>> start Material provided

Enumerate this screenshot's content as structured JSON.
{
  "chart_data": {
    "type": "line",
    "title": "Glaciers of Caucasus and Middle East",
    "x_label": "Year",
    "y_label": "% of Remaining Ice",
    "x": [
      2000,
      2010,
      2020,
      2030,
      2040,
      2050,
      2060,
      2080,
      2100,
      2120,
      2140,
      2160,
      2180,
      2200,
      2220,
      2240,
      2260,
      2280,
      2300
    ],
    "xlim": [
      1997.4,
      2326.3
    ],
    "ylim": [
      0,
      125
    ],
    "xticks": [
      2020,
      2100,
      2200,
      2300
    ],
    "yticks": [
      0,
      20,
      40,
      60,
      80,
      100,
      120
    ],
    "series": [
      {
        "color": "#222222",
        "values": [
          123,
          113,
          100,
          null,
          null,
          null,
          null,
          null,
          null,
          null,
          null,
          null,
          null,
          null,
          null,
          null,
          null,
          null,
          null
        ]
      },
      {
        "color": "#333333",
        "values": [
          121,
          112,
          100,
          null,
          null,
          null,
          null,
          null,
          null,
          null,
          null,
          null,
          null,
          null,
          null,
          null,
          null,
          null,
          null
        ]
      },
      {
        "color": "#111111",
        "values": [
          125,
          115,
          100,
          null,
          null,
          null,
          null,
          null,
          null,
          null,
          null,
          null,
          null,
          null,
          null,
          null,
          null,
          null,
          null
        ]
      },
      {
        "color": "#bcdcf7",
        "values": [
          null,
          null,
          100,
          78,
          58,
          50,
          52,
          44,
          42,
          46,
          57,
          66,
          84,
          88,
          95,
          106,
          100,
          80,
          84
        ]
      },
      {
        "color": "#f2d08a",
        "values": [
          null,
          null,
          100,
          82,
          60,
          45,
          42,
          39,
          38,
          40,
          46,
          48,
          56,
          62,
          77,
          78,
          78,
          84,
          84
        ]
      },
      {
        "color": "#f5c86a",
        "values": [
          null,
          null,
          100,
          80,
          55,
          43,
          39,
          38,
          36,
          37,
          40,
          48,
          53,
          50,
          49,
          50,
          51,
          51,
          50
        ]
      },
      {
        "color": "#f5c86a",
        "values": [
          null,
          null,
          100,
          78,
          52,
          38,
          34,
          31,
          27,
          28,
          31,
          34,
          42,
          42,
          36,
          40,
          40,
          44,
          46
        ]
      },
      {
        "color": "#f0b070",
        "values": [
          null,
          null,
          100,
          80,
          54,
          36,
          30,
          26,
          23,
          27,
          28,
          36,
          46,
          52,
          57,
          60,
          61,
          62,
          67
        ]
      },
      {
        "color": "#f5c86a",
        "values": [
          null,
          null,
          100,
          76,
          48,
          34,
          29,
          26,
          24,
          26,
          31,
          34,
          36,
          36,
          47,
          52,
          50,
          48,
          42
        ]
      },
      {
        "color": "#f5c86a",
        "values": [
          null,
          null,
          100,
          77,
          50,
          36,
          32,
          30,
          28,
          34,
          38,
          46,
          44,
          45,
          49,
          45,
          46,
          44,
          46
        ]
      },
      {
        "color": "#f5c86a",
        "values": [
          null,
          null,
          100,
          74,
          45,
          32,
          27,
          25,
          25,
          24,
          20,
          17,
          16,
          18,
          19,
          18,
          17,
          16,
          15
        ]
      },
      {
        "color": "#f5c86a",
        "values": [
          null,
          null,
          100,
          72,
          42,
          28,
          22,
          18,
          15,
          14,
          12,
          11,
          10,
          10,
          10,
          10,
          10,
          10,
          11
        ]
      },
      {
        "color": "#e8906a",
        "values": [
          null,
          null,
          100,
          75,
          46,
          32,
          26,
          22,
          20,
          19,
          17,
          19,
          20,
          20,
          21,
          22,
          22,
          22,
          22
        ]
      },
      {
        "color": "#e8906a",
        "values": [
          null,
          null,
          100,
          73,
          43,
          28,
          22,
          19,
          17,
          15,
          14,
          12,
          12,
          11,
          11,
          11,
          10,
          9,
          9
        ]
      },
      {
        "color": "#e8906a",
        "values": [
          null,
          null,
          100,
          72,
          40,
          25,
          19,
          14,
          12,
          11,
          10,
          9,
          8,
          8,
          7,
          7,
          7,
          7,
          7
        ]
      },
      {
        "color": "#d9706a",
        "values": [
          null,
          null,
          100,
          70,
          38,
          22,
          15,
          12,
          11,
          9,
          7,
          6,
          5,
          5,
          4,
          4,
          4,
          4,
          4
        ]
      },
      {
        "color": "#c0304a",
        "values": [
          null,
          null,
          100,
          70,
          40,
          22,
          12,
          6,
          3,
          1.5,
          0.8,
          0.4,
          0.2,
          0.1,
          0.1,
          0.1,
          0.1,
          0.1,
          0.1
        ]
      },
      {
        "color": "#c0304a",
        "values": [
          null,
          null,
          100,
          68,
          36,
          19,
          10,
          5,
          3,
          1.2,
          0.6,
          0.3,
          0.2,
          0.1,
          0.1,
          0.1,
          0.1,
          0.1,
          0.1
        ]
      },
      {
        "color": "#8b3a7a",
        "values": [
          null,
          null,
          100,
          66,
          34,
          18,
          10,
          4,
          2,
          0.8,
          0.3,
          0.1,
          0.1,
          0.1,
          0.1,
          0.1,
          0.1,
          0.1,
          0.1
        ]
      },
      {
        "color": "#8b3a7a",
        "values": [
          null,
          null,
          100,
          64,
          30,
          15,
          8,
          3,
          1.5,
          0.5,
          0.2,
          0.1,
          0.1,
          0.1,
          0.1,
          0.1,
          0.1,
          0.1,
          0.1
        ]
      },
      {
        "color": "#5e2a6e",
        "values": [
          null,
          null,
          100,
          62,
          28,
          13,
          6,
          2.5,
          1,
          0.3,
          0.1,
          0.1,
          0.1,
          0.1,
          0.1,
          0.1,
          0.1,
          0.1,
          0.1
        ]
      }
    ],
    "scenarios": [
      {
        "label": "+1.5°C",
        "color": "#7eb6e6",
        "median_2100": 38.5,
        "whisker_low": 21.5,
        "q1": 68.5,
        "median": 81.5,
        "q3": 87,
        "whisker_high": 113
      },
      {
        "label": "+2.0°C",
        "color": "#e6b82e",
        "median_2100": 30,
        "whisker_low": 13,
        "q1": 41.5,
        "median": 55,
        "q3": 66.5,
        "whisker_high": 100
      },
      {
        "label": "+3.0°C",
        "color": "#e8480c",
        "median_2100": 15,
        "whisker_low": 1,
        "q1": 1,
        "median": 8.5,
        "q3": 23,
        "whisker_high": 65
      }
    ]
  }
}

>> end Material provided

## What is needed:
Print all of the entries exactly as they appear.

## Output for this task:
Enumerate this screenshot's content as structured JSON.
{
  "chart_data": {
    "type": "line",
    "title": "Glaciers of Caucasus and Middle East",
    "x_label": "Year",
    "y_label": "% of Remaining Ice",
    "x": [
      2000,
      2010,
      2020,
      2030,
      2040,
      2050,
      2060,
      2080,
      2100,
      2120,
      2140,
      2160,
      2180,
      2200,
      2220,
      2240,
      2260,
      2280,
      2300
    ],
    "xlim": [
      1997.4,
      2326.3
    ],
    "ylim": [
      0,
      125
    ],
    "xticks": [
      2020,
      2100,
      2200,
      2300
    ],
    "yticks": [
      0,
      20,
      40,
      60,
      80,
      100,
      120
    ],
    "series": [
      {
        "color": "#222222",
        "values": [
          123,
          113,
          100,
          null,
          null,
          null,
          null,
          null,
          null,
          null,
          null,
          null,
          null,
          null,
          null,
          null,
          null,
          null,
          null
        ]
      },
      {
        "color": "#333333",
        "values": [
          121,
          112,
          100,
          null,
          null,
          null,
          null,
          null,
          null,
          null,
          null,
          null,
          null,
          null,
          null,
          null,
          null,
          null,
          null
        ]
      },
      {
        "color": "#111111",
        "values": [
          125,
          115,
          100,
          null,
          null,
          null,
          null,
          null,
          null,
          null,
          null,
          null,
          null,
          null,
          null,
          null,
          null,
          null,
          null
        ]
      },
      {
        "color": "#bcdcf7",
        "values": [
          null,
          null,
          100,
          78,
          58,
          50,
          52,
          44,
          42,
          46,
          57,
          66,
          84,
          88,
          95,
          106,
          100,
          80,
          84
        ]
      },
      {
        "color": "#f2d08a",
        "values": [
          null,
          null,
          100,
          82,
          60,
          45,
          42,
          39,
          38,
          40,
          46,
          48,
          56,
          62,
          77,
          78,
          78,
          84,
          84
        ]
      },
      {
        "color": "#f5c86a",
        "values": [
          null,
          null,
          100,
          80,
          55,
          43,
          39,
          38,
          36,
          37,
          40,
          48,
          53,
          50,
          49,
          50,
          51,
          51,
          50
        ]
      },
      {
        "color": "#f5c86a",
        "values": [
          null,
          null,
          100,
          78,
          52,
          38,
          34,
          31,
          27,
          28,
          31,
          34,
          42,
          42,
          36,
          40,
          40,
          44,
          46
        ]
      },
      {
        "color": "#f0b070",
        "values": [
          null,
          null,
          100,
          80,
          54,
          36,
          30,
          26,
          23,
          27,
          28,
          36,
          46,
          52,
          57,
          60,
          61,
          62,
          67
        ]
      },
      {
        "color": "#f5c86a",
        "values": [
          null,
          null,
          100,
          76,
          48,
          34,
          29,
          26,
          24,
          26,
          31,
          34,
          36,
          36,
          47,
          52,
          50,
          48,
          42
        ]
      },
      {
        "color": "#f5c86a",
        "values": [
          null,
          null,
          100,
          77,
          50,
          36,
          32,
          30,
          28,
          34,
          38,
          46,
          44,
          45,
          49,
          45,
          46,
          44,
          46
        ]
      },
      {
        "color": "#f5c86a",
        "values": [
          null,
          null,
          100,
          74,
          45,
          32,
          27,
          25,
          25,
          24,
          20,
          17,
          16,
          18,
          19,
          18,
          17,
          16,
          15
        ]
      },
      {
        "color": "#f5c86a",
        "values": [
          null,
          null,
          100,
          72,
          42,
          28,
          22,
          18,
          15,
          14,
          12,
          11,
          10,
          10,
          10,
          10,
          10,
          10,
          11
        ]
      },
      {
        "color": "#e8906a",
        "values": [
          null,
          null,
          100,
          75,
          46,
          32,
          26,
          22,
          20,
          19,
          17,
          19,
          20,
          20,
          21,
          22,
          22,
          22,
          22
        ]
      },
      {
        "color": "#e8906a",
        "values": [
          null,
          null,
          100,
          73,
          43,
          28,
          22,
          19,
          17,
          15,
          14,
          12,
          12,
          11,
          11,
          11,
          10,
          9,
          9
        ]
      },
      {
        "color": "#e8906a",
        "values": [
          null,
          null,
          100,
          72,
          40,
          25,
          19,
          14,
          12,
          11,
          10,
          9,
          8,
          8,
          7,
          7,
          7,
          7,
          7
        ]
      },
      {
        "color": "#d9706a",
        "values": [
          null,
          null,
          100,
          70,
          38,
          22,
          15,
          12,
          11,
          9,
          7,
          6,
          5,
          5,
          4,
          4,
          4,
          4,
          4
        ]
      },
      {
        "color": "#c0304a",
        "values": [
          null,
          null,
          100,
          70,
          40,
          22,
          12,
          6,
          3,
          1.5,
          0.8,
          0.4,
          0.2,
          0.1,
          0.1,
          0.1,
          0.1,
          0.1,
          0.1
        ]
      },
      {
        "color": "#c0304a",
        "values": [
          null,
          null,
          100,
          68,
          36,
          19,
          10,
          5,
          3,
          1.2,
          0.6,
          0.3,
          0.2,
          0.1,
          0.1,
          0.1,
          0.1,
          0.1,
          0.1
        ]
      },
      {
        "color": "#8b3a7a",
        "values": [
          null,
          null,
          100,
          66,
          34,
          18,
          10,
          4,
          2,
          0.8,
          0.3,
          0.1,
          0.1,
          0.1,
          0.1,
          0.1,
          0.1,
          0.1,
          0.1
        ]
      },
      {
        "color": "#8b3a7a",
        "values": [
          null,
          null,
          100,
          64,
          30,
          15,
          8,
          3,
          1.5,
          0.5,
          0.2,
          0.1,
          0.1,
          0.1,
          0.1,
          0.1,
          0.1,
          0.1,
          0.1
        ]
      },
      {
        "color": "#5e2a6e",
        "values": [
          null,
          null,
          100,
          62,
          28,
          13,
          6,
          2.5,
          1,
          0.3,
          0.1,
          0.1,
          0.1,
          0.1,
          0.1,
          0.1,
          0.1,
          0.1,
          0.1
        ]
      }
    ],
    "scenarios": [
      {
        "label": "+1.5°C",
        "color": "#7eb6e6",
        "median_2100": 38.5,
        "whisker_low": 21.5,
        "q1": 68.5,
        "median": 81.5,
        "q3": 87,
        "whisker_high": 113
      },
      {
        "label": "+2.0°C",
        "color": "#e6b82e",
        "median_2100": 30,
        "whisker_low": 13,
        "q1": 41.5,
        "median": 55,
        "q3": 66.5,
        "whisker_high": 100
      },
      {
        "label": "+3.0°C",
        "color": "#e8480c",
        "median_2100": 15,
        "whisker_low": 1,
        "q1": 1,
        "median": 8.5,
        "q3": 23,
        "whisker_high": 65
      }
    ]
  }
}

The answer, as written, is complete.